→ Items listed in a dataset:
******

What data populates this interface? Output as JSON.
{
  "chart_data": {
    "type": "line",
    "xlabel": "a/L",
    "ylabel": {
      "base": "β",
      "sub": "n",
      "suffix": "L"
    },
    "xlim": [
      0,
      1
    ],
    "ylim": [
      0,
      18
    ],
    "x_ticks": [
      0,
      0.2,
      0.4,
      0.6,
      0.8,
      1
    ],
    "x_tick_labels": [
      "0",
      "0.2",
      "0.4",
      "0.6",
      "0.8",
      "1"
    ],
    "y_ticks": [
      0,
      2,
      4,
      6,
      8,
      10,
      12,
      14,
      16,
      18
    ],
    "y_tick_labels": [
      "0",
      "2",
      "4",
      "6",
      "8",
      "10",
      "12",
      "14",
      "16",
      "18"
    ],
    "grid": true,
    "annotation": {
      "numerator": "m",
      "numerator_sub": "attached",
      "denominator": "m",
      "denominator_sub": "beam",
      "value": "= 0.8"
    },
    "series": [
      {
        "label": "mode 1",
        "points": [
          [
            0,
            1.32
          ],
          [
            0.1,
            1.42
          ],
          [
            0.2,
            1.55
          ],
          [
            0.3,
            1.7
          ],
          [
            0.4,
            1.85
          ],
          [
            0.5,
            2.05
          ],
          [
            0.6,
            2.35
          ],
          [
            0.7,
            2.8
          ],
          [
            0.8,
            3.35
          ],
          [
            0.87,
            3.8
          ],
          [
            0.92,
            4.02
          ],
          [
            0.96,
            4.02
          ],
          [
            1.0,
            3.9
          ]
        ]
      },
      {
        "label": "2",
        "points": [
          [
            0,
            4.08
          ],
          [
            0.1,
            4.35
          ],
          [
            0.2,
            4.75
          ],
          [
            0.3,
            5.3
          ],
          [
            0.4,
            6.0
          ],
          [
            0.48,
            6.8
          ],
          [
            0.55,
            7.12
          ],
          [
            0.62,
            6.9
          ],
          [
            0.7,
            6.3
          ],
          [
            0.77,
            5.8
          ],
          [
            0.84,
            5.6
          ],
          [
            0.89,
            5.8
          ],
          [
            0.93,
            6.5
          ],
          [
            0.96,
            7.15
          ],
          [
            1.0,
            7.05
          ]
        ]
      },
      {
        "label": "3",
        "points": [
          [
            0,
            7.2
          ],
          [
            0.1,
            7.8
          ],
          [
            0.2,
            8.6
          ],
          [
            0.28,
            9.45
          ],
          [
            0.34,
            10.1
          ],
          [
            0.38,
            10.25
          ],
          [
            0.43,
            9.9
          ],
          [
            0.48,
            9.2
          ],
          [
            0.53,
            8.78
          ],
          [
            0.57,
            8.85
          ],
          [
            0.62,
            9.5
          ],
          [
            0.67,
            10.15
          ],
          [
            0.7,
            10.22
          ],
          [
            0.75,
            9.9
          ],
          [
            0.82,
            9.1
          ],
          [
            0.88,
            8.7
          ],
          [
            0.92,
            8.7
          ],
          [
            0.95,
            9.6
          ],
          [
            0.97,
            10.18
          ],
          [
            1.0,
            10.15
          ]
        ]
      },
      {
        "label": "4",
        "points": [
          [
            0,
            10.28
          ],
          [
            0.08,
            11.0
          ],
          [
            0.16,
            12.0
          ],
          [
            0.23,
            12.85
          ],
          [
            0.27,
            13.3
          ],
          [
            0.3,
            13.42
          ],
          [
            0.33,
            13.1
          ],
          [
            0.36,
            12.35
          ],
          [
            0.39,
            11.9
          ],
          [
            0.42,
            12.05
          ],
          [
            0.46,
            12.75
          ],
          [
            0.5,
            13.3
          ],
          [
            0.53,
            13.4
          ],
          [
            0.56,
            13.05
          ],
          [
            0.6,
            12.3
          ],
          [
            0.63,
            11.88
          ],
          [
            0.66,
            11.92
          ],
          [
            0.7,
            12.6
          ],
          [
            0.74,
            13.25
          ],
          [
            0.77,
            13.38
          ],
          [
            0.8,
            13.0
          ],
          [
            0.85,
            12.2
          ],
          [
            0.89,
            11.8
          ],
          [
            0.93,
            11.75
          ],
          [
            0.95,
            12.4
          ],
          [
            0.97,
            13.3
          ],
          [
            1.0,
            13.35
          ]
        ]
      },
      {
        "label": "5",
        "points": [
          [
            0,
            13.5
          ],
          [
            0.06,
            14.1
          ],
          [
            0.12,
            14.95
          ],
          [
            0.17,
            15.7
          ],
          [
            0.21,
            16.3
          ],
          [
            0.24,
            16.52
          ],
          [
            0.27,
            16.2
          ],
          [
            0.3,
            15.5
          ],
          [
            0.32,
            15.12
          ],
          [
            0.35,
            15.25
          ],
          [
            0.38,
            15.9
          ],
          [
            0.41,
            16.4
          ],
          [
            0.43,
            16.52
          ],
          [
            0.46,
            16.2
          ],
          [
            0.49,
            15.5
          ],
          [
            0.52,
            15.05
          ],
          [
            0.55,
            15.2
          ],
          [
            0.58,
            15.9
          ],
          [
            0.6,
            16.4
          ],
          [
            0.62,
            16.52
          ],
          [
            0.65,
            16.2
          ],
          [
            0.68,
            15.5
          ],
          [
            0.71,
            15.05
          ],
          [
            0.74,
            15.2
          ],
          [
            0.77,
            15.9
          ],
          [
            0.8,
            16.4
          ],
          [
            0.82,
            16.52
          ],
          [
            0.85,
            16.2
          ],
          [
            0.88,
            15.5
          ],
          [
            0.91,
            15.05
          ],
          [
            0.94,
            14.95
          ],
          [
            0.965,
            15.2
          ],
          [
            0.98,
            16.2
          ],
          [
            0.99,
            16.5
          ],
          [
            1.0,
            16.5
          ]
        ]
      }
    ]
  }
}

******

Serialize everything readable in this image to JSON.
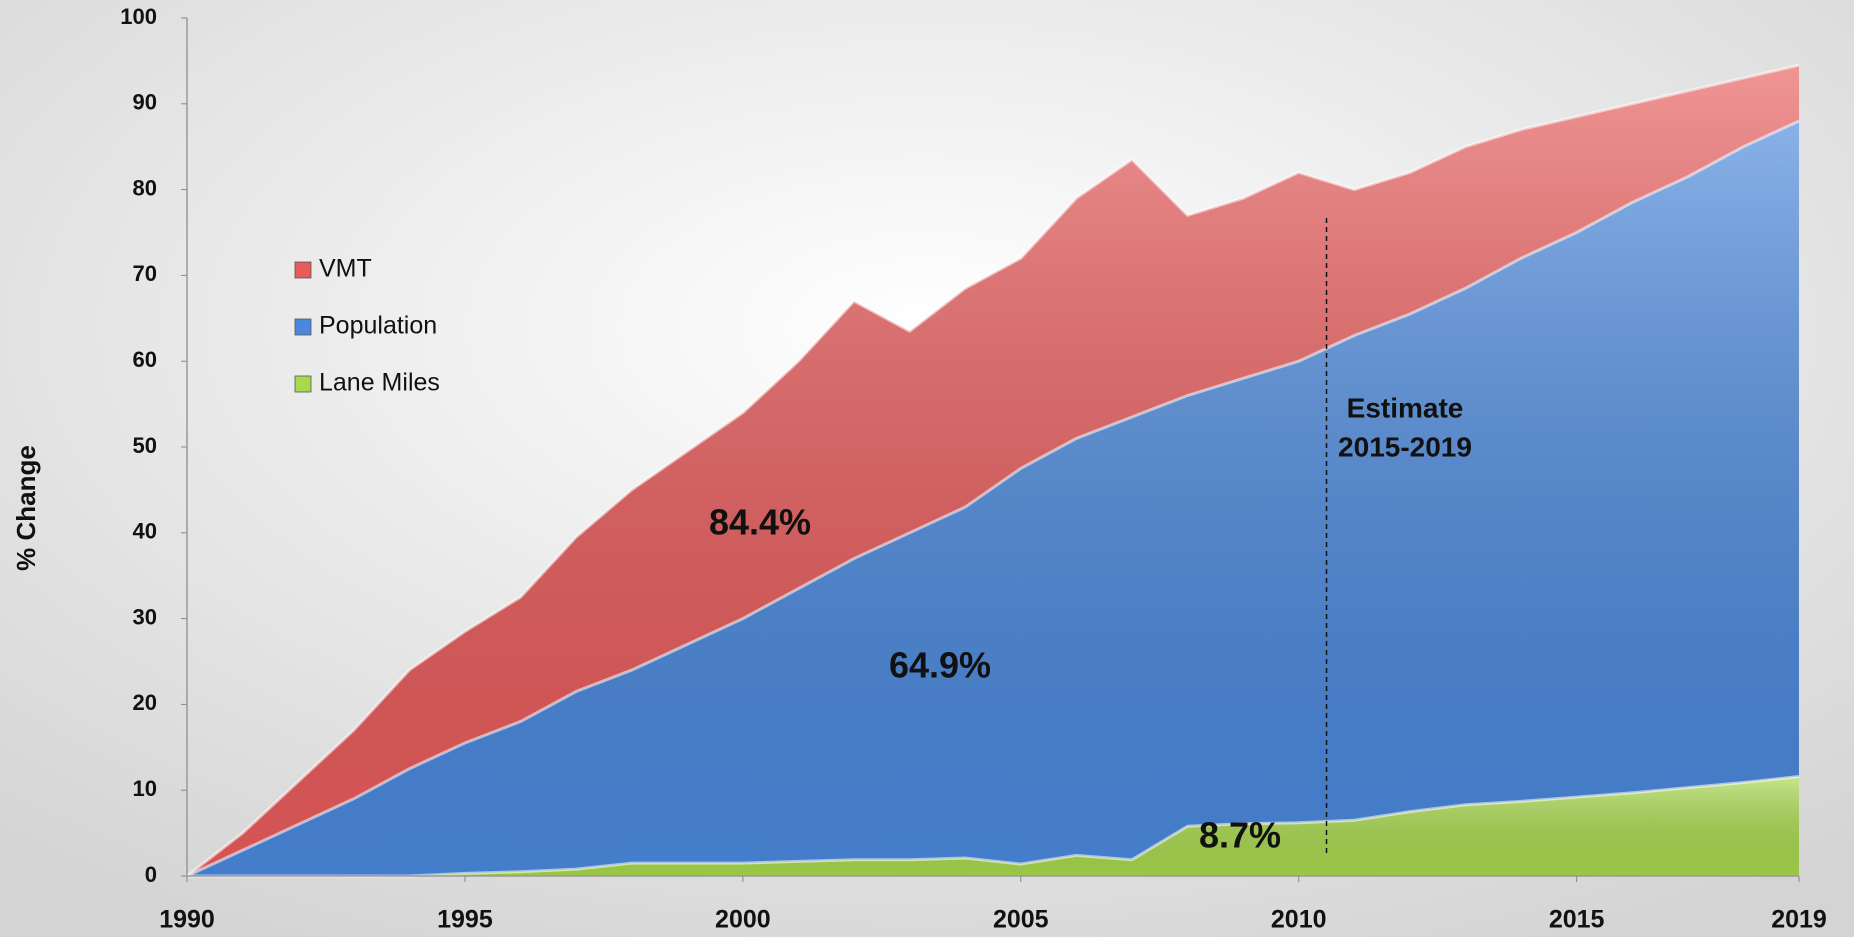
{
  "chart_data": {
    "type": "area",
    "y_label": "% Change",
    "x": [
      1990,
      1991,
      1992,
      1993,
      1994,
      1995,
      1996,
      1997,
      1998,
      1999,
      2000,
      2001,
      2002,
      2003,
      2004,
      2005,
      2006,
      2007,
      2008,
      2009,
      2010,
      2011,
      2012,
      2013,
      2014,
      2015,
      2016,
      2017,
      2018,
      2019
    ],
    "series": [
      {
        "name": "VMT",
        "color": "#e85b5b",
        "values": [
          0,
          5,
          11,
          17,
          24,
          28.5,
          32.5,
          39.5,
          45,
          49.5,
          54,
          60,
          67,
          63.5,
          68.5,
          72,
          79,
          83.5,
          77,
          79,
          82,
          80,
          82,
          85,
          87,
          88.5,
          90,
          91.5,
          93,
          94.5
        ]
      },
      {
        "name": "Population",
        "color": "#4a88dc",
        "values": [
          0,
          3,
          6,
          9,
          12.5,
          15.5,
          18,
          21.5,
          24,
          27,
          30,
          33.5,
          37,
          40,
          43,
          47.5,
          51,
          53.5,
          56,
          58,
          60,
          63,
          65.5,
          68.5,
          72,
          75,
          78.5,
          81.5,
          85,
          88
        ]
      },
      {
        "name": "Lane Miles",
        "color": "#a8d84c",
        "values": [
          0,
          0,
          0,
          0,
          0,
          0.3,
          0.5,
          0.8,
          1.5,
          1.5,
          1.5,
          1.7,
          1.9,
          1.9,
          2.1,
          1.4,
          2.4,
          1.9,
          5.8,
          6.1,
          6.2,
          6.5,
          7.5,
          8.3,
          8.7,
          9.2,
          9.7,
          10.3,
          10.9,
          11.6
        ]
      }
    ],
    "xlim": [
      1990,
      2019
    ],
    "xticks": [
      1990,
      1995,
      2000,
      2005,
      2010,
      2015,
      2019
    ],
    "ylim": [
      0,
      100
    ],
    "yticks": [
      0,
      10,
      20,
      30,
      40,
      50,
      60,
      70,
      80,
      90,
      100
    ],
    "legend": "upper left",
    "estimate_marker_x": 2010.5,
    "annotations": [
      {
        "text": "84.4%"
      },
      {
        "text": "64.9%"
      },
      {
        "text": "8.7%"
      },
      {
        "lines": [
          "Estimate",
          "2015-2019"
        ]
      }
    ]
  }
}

******

→ DIRECTIVE:
From the entries above, copy each line holding "this".

→ WRITTEN SOLUTION:
What data populates this interface? Output as JSON.
Serialize everything readable in this image to JSON.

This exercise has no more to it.